Your instructions: Locate each line holding the string "Передвижная" and copy it.

Some records:
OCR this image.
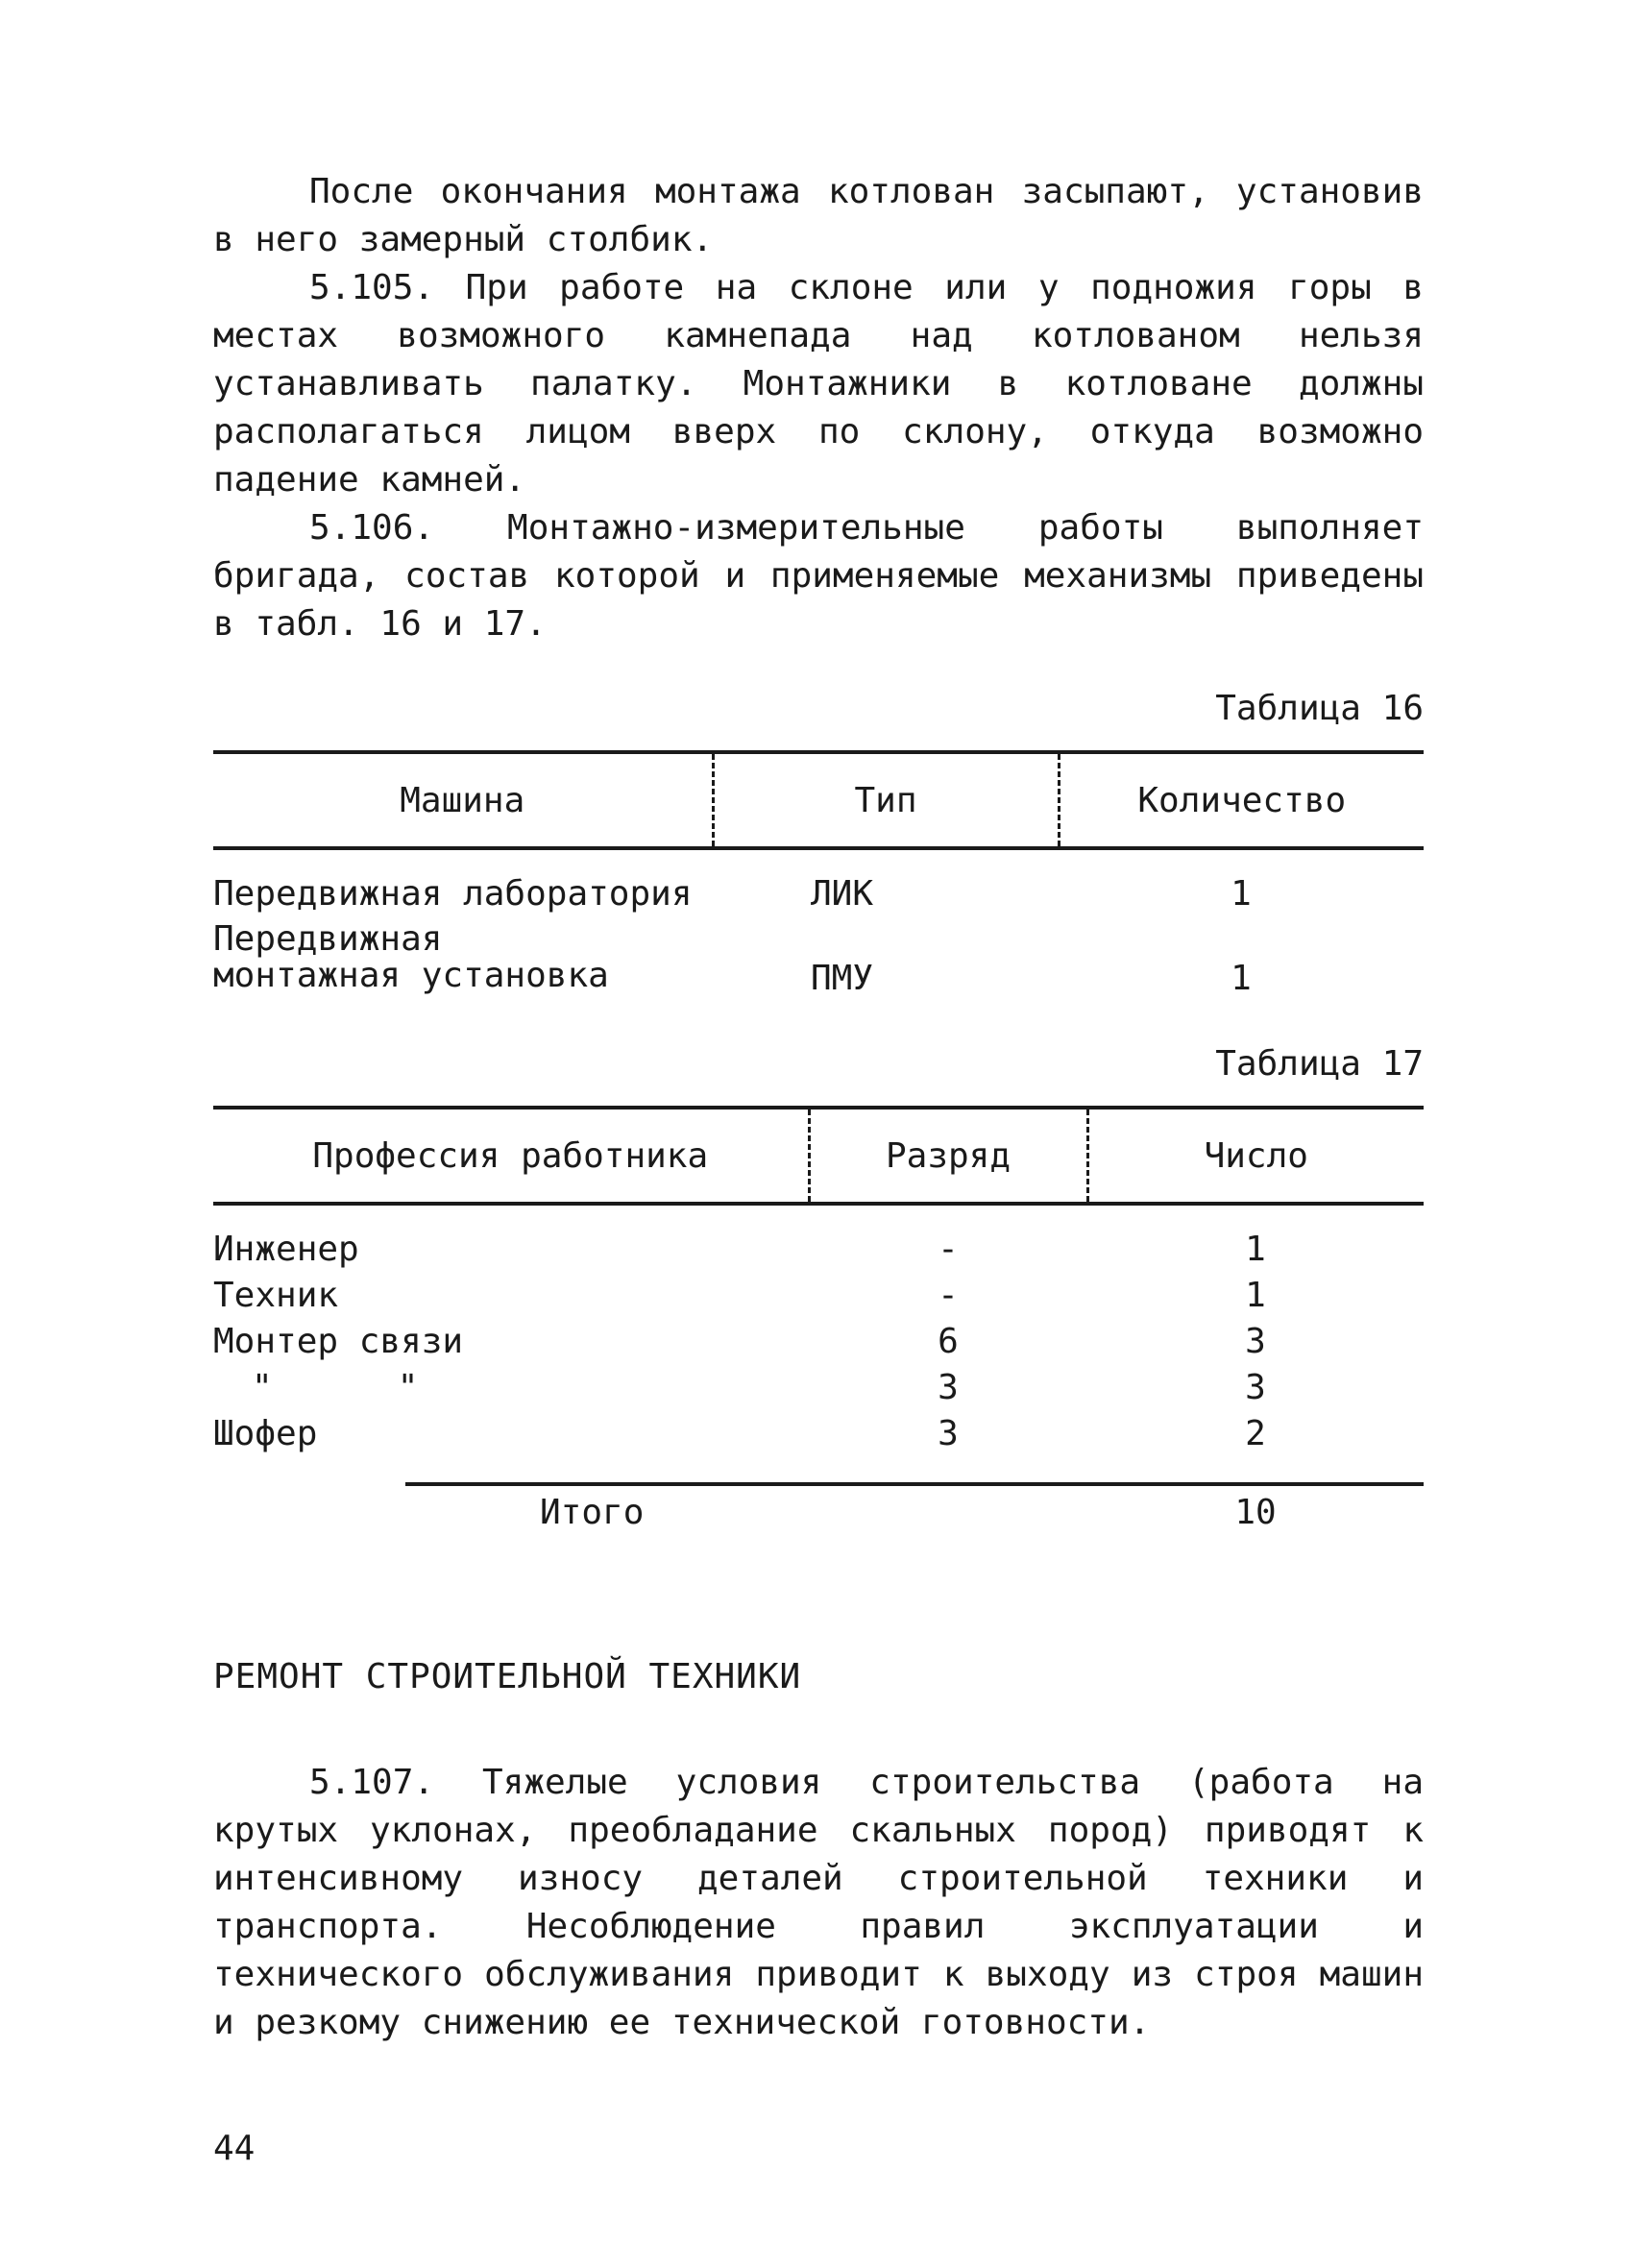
После окончания монтажа котлован засыпают, установив в него замерный столбик.

5.105. При работе на склоне или у подножия горы в местах возможного камнепада над котлованом нельзя устанавливать палатку. Монтажники в котловане должны располагаться лицом вверх по склону, откуда возможно падение камней.

5.106. Монтажно-измерительные работы выполняет бригада, состав которой и применяемые механизмы приведены в табл. 16 и 17.

Таблица 16
Машина	Тип	Количество
Передвижная лаборатория	ЛИК	1
Передвижная монтажная установка	ПМУ	1
Таблица 17
Профессия работника	Разряд	Число
Инженер	-	1
Техник	-	1
Монтер связи	6	3
"      "	3	3
Шофер	3	2

Итого		10
РЕМОНТ СТРОИТЕЛЬНОЙ ТЕХНИКИ

5.107. Тяжелые условия строительства (работа на крутых уклонах, преобладание скальных пород) приводят к интенсивному износу деталей строительной техники и транспорта. Несоблюдение правил эксплуатации и технического обслуживания приводит к выходу из строя машин и резкому снижению ее технической готовности.

44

Written reply:
Передвижная лаборатория	ЛИК	1
Передвижная монтажная установка	ПМУ	1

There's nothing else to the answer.